[Page text]:
Also lettuce and canned tuna salad with mayo.


----------



## Karen99 (Jan 22, 2016)

Phil...I recall many many happy spaghetti dinners...lol @ your "Cheap Tarts"..wishful thinking there, buddy!

Cookie... Healthy is always nice..and I love sliced tomatoes with almost anything.


----------



## Capt Lightning (Jan 22, 2016)

I have always eaten my main meal in the evening and only have a snack for lunch.  One day when I was working in Hamburg, I bought a tub of 'pot noodles' and was preparing these (ie adding boiling water) in the little kitchen bside our office.  One of my German colleagues asked, "Do you like those?".  I said yes and she said "That's strange.  In Germany it is only students or very poor people who eat them!"

I like noodles and pasta and you can knock up a good cheap meal with spaghetti, tomatoes and a few other bits.  This somewhat horrifies my daughter, who also describes such things as 'student food'. Maybe it was because she studied for some time in Berlin!


----------



## oldman (Jan 22, 2016)

BLT on toast. The bacon "MUST" be crispy and break, not tear. Hold the mayo, but a little virgin olive oil is fine.


----------



## Butterfly (Jan 22, 2016)

Noodles or spaghetti as a meat stretcher, or with just tomato and herb sauce.  Beans and rice.  Eggs and potatoes.  Tuna fish.

A pound of hamburger used to be pretty cheap back in the 60s and 70s and I knew a zillion ways to stretch a pound of hamburger as far as it would go.  Used the bones of roasted chicken to make what the kids called "chicken corpse soup," with vegetables and noodles, which was actually pretty good and they liked it, especially with hot biscuits.


----------



## RadishRose (Jan 22, 2016)

Dill pickle sandwiches with mayo, when there was nothing better in the house.

Noodles or spaghetti with butter, fried baloney sandwiches or peanut butter on soda crackers.


----------



## Pappy (Jan 22, 2016)

Spaghettios and cheese crackers. Real cheap. Or, PBJ.


----------



## jujube (Jan 22, 2016)

Black beans and yellow rice, with some chopped onions, chopped green pepper and a splash of vinegar.


----------



## tnthomas (Jan 22, 2016)

What kept me alive during my homeless period after I got back fro Vietnam were these:



I got a whole fistful of these I found in a car glovebox.   I would cash in one every other day, sort of a 'managed starvation' strategy.


----------



## Lon (Jan 22, 2016)




----------



## fureverywhere (Jan 22, 2016)

[Listing]:
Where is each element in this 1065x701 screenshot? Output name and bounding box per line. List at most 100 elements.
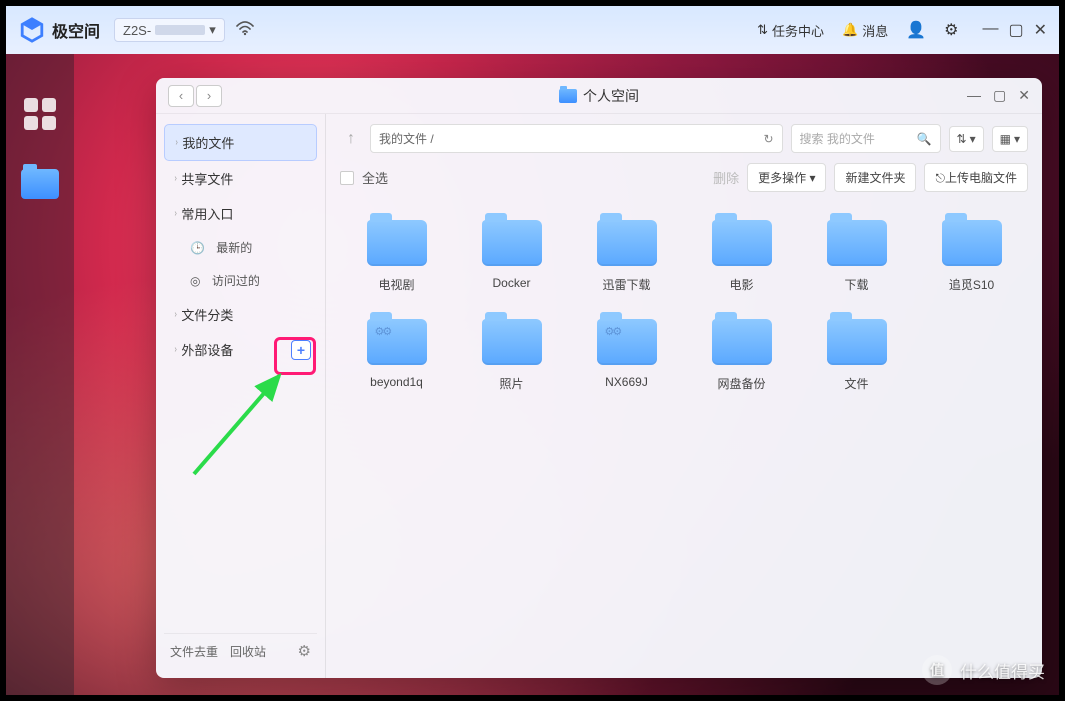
new-folder-button[interactable]: 新建文件夹: [834, 163, 916, 192]
sidebar-label: 外部设备: [181, 340, 233, 359]
app-window-controls: — ▢ ✕: [982, 20, 1047, 40]
search-icon: 🔍: [917, 132, 932, 146]
title-folder-icon: [559, 89, 577, 103]
sidebar-item-categories[interactable]: › 文件分类: [164, 297, 317, 332]
folder-item[interactable]: 迅雷下载: [574, 220, 679, 293]
sidebar-item-frequent[interactable]: › 常用入口: [164, 196, 317, 231]
window-titlebar[interactable]: ‹ › 个人空间 — ▢ ✕: [156, 78, 1042, 114]
dock-apps-button[interactable]: [20, 94, 60, 134]
folder-icon: [367, 319, 427, 365]
sidebar-label: 常用入口: [181, 204, 233, 223]
system-topbar: 极空间 Z2S- ▾ ⇅ 任务中心 🔔 消息 👤 ⚙ — ▢ ✕: [0, 0, 1065, 54]
sort-icon: ⇅: [957, 132, 967, 146]
clock-icon: 🕒: [190, 241, 205, 255]
folder-item[interactable]: 电视剧: [344, 220, 449, 293]
window-title: 个人空间: [559, 86, 639, 106]
folder-icon: [597, 220, 657, 266]
app-maximize-button[interactable]: ▢: [1008, 20, 1023, 40]
recycle-button[interactable]: 回收站: [230, 643, 266, 660]
nav-buttons: ‹ ›: [168, 85, 222, 107]
folder-icon: [482, 319, 542, 365]
folder-item[interactable]: 下载: [804, 220, 909, 293]
window-body: ›我的文件 ›共享文件 › 常用入口 🕒 最新的 ◎ 访问过的 › 文件分类 › 外部…: [156, 114, 1042, 678]
folder-label: beyond1q: [370, 375, 423, 389]
folder-item[interactable]: beyond1q: [344, 319, 449, 392]
topbar-right: ⇅ 任务中心 🔔 消息 👤 ⚙ — ▢ ✕: [757, 20, 1047, 40]
logo-icon: [18, 16, 46, 44]
device-blur: [155, 25, 205, 35]
folder-label: 迅雷下载: [602, 276, 650, 293]
camera-icon: ◎: [190, 274, 200, 288]
window-controls: — ▢ ✕: [967, 87, 1030, 104]
sort-button[interactable]: ⇅▾: [949, 126, 984, 152]
view-button[interactable]: ▦▾: [992, 126, 1028, 152]
chevron-right-icon: ›: [175, 309, 177, 320]
folder-label: 下载: [844, 276, 868, 293]
watermark: 值 什么值得买: [922, 655, 1045, 685]
device-selector[interactable]: Z2S- ▾: [114, 18, 225, 42]
add-external-button[interactable]: +: [291, 340, 311, 360]
folder-icon: [827, 220, 887, 266]
folder-item[interactable]: 照片: [459, 319, 564, 392]
brand-text: 极空间: [52, 18, 100, 42]
sidebar-item-visited[interactable]: ◎ 访问过的: [164, 264, 317, 297]
search-input[interactable]: 搜索 我的文件 🔍: [791, 124, 941, 153]
folder-item[interactable]: 电影: [689, 220, 794, 293]
watermark-badge-icon: 值: [922, 655, 952, 685]
folder-item[interactable]: 追觅S10: [919, 220, 1024, 293]
sidebar-item-recent[interactable]: 🕒 最新的: [164, 231, 317, 264]
settings-icon[interactable]: ⚙: [944, 20, 958, 40]
folder-item[interactable]: 文件: [804, 319, 909, 392]
folder-item[interactable]: NX669J: [574, 319, 679, 392]
dock-files-button[interactable]: [20, 164, 60, 204]
folder-label: 照片: [499, 375, 523, 392]
folder-grid: 电视剧 Docker 迅雷下载 电影 下载 追觅S10 beyond1q 照片 NX669J 网盘…: [340, 220, 1028, 392]
up-directory-button[interactable]: ↑: [340, 130, 362, 148]
chevron-right-icon: ›: [175, 173, 177, 184]
path-text: 我的文件 /: [379, 130, 434, 147]
sidebar-label: 文件分类: [181, 305, 233, 324]
watermark-text: 什么值得买: [960, 658, 1045, 683]
messages-button[interactable]: 🔔 消息: [842, 21, 888, 40]
window-maximize-button[interactable]: ▢: [993, 87, 1006, 104]
select-all-label[interactable]: 全选: [362, 168, 388, 187]
folder-label: 追觅S10: [949, 276, 994, 293]
sidebar-item-external[interactable]: › 外部设备 +: [164, 332, 317, 367]
nav-back-button[interactable]: ‹: [168, 85, 194, 107]
tasks-icon: ⇅: [757, 22, 768, 38]
refresh-icon[interactable]: ↻: [763, 132, 773, 146]
more-actions-button[interactable]: 更多操作 ▾: [747, 163, 826, 192]
tasks-button[interactable]: ⇅ 任务中心: [757, 21, 824, 40]
folder-label: 电影: [729, 276, 753, 293]
folder-label: NX669J: [605, 375, 648, 389]
folder-label: 电视剧: [378, 276, 414, 293]
path-input[interactable]: 我的文件 / ↻: [370, 124, 783, 153]
wifi-icon[interactable]: [235, 20, 255, 41]
folder-item[interactable]: 网盘备份: [689, 319, 794, 392]
user-icon[interactable]: 👤: [906, 20, 926, 40]
app-minimize-button[interactable]: —: [982, 20, 998, 40]
nav-forward-button[interactable]: ›: [196, 85, 222, 107]
window-close-button[interactable]: ✕: [1018, 87, 1030, 104]
dedupe-button[interactable]: 文件去重: [170, 643, 218, 660]
chevron-right-icon: ›: [175, 344, 177, 355]
app-close-button[interactable]: ✕: [1034, 20, 1047, 40]
sidebar-label: 最新的: [216, 239, 252, 256]
sidebar-settings-icon[interactable]: ⚙: [298, 642, 311, 660]
upload-button[interactable]: ⎋上传电脑文件: [924, 163, 1028, 192]
delete-button[interactable]: 删除: [713, 168, 739, 187]
sidebar-item-shared[interactable]: ›共享文件: [164, 161, 317, 196]
dock: [6, 54, 74, 695]
sidebar-item-my-files[interactable]: ›我的文件: [164, 124, 317, 161]
window-minimize-button[interactable]: —: [967, 87, 981, 104]
folder-item[interactable]: Docker: [459, 220, 564, 293]
select-all-checkbox[interactable]: [340, 171, 354, 185]
folder-icon: [712, 220, 772, 266]
file-manager-window: ‹ › 个人空间 — ▢ ✕ ›我的文件 ›共享文件 › 常用入口 🕒 最新的 ◎…: [156, 78, 1042, 678]
folder-icon: [827, 319, 887, 365]
sidebar-footer: 文件去重 回收站 ⚙: [164, 633, 317, 668]
folder-label: Docker: [492, 276, 530, 290]
grid-view-icon: ▦: [1000, 132, 1011, 146]
folder-icon: [367, 220, 427, 266]
chevron-right-icon: ›: [175, 208, 177, 219]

[Instruction 1]: Reproduce the part of the forum thread on cheap meals from "A pound of hamburger used" to "in the house.".
[Instruction 2]: Write the next part of the forum thread on cheap meals, picking up after its final line.
The records above are separate material with no connection to the forum thread on cheap meals.

[Written reply 1]:
A pound of hamburger used to be pretty cheap back in the 60s and 70s and I knew a zillion ways to stretch a pound of hamburger as far as it would go.  Used the bones of roasted chicken to make what the kids called "chicken corpse soup," with vegetables and noodles, which was actually pretty good and they liked it, especially with hot biscuits.


----------



## RadishRose (Jan 22, 2016)

Dill pickle sandwiches with mayo, when there was nothing better in the house.

[Written reply 2]:
Just had rice, milk and equal for breakfast today. My parents lived through the depression. While neither was ever dirt poor I'm sure times were tight. Rice and milk, maybe with banana slices if you were really living large. Another one was my Dad's favorite ketchup sandwiches. For me the cheapest eats are ramen noodles. But if I had to eat them every day I'd be stealing cat food for variety.


----------



## SifuPhil (Jan 22, 2016)

fureverywhere said:


> Just had rice, milk and equal for breakfast today. My parents lived through the depression. While neither was ever dirt poor I'm sure times were tight. Rice and milk, maybe with banana slices if you were really living large. Another one was my Dad's favorite ketchup sandwiches. For me the cheapest eats are ramen noodles. But if I had to eat them every day I'd be stealing cat food for variety.



Never had rice and milk. Do you make it like cereal, with a LOT of milk, or is it more like a thick soup or stew?

Ramen noodles ... ugh. I know exactly what you mean about them - I used to eat them until they came out my ears. Then I'd go to a party at night and hide slices of pizza under my arm pits to take home.


----------



## Pappy (Jan 22, 2016)

A bowl of white rice, a little milk and sprinkle with white or brown sugar. Buttered toast and you got a cheap meal.

When my DIL visits, she has a fit when we put milk and sugar on it. She is from Korea and eats it plain. Ugh.


----------



## AprilT (Jan 22, 2016)

I could live happily just eating tea and saltines, if not for the negatives, I'd prefer to just eat that, really, as I hate cooking these days,  but, any of the following will do: egg sandwich, grilled cheese, bowtie pasta with olive oil or butter and a veg.

I should add, sadly, I don't get to eat any of the above, except for the tea, unless I go off my healthy way of eating, for this month anyway.


----------



## Cookie (Jan 22, 2016)

My mother used to cook a rice soup --- with rice cooked well and strained through a sieve (could blend it now), finely cut fried onions in butter, a little more butter in the soup, milk and salt.  Delicious and filling.


----------



## applecruncher (Jan 22, 2016)

In 1975 White Castle hamburgers were 11 cents. Four & a free ice water was 44 cents.


----------



## SeaBreeze (Jan 22, 2016)

Back when we were young and struggling a bit, I'd make a 'Chop Meat Surprise', which was just ground beef fried up with some onion and seasonings and served with some kind of pasta like wide noodles.  Yummy at the time, cheap and filling.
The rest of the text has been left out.